**What is asked**. Your task is to output the data exactly as it stands.
•••
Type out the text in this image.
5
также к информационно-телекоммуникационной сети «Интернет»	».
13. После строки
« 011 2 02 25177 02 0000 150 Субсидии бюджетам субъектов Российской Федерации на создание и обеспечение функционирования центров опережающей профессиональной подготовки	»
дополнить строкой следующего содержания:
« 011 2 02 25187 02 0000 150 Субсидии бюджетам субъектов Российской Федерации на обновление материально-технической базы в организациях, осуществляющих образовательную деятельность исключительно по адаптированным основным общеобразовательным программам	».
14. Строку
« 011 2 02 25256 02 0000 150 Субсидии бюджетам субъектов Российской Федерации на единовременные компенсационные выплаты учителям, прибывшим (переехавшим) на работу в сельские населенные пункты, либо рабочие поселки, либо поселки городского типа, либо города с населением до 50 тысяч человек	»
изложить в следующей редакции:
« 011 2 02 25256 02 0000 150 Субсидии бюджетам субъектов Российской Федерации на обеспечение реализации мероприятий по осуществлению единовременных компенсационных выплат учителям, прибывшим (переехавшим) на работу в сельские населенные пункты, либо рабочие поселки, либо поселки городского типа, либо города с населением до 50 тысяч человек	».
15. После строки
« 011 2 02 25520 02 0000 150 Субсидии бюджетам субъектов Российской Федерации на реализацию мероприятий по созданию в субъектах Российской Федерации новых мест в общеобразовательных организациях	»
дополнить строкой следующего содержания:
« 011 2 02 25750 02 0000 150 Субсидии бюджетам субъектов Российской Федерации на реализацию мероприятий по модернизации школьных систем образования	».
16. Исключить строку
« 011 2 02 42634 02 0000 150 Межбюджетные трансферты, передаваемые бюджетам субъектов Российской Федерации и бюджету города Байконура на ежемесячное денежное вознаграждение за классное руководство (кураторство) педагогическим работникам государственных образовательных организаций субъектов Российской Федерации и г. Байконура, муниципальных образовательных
•••
**Answer to the exercise**.
Type out the text in this image.
5
также к информационно-телекоммуникационной сети «Интернет»	».
13. После строки
« 011 2 02 25177 02 0000 150 Субсидии бюджетам субъектов Российской Федерации на создание и обеспечение функционирования центров опережающей профессиональной подготовки	»
дополнить строкой следующего содержания:
« 011 2 02 25187 02 0000 150 Субсидии бюджетам субъектов Российской Федерации на обновление материально-технической базы в организациях, осуществляющих образовательную деятельность исключительно по адаптированным основным общеобразовательным программам	».
14. Строку
« 011 2 02 25256 02 0000 150 Субсидии бюджетам субъектов Российской Федерации на единовременные компенсационные выплаты учителям, прибывшим (переехавшим) на работу в сельские населенные пункты, либо рабочие поселки, либо поселки городского типа, либо города с населением до 50 тысяч человек	»
изложить в следующей редакции:
« 011 2 02 25256 02 0000 150 Субсидии бюджетам субъектов Российской Федерации на обеспечение реализации мероприятий по осуществлению единовременных компенсационных выплат учителям, прибывшим (переехавшим) на работу в сельские населенные пункты, либо рабочие поселки, либо поселки городского типа, либо города с населением до 50 тысяч человек	».
15. После строки
« 011 2 02 25520 02 0000 150 Субсидии бюджетам субъектов Российской Федерации на реализацию мероприятий по созданию в субъектах Российской Федерации новых мест в общеобразовательных организациях	»
дополнить строкой следующего содержания:
« 011 2 02 25750 02 0000 150 Субсидии бюджетам субъектов Российской Федерации на реализацию мероприятий по модернизации школьных систем образования	».
16. Исключить строку
« 011 2 02 42634 02 0000 150 Межбюджетные трансферты, передаваемые бюджетам субъектов Российской Федерации и бюджету города Байконура на ежемесячное денежное вознаграждение за классное руководство (кураторство) педагогическим работникам государственных образовательных организаций субъектов Российской Федерации и г. Байконура, муниципальных образовательных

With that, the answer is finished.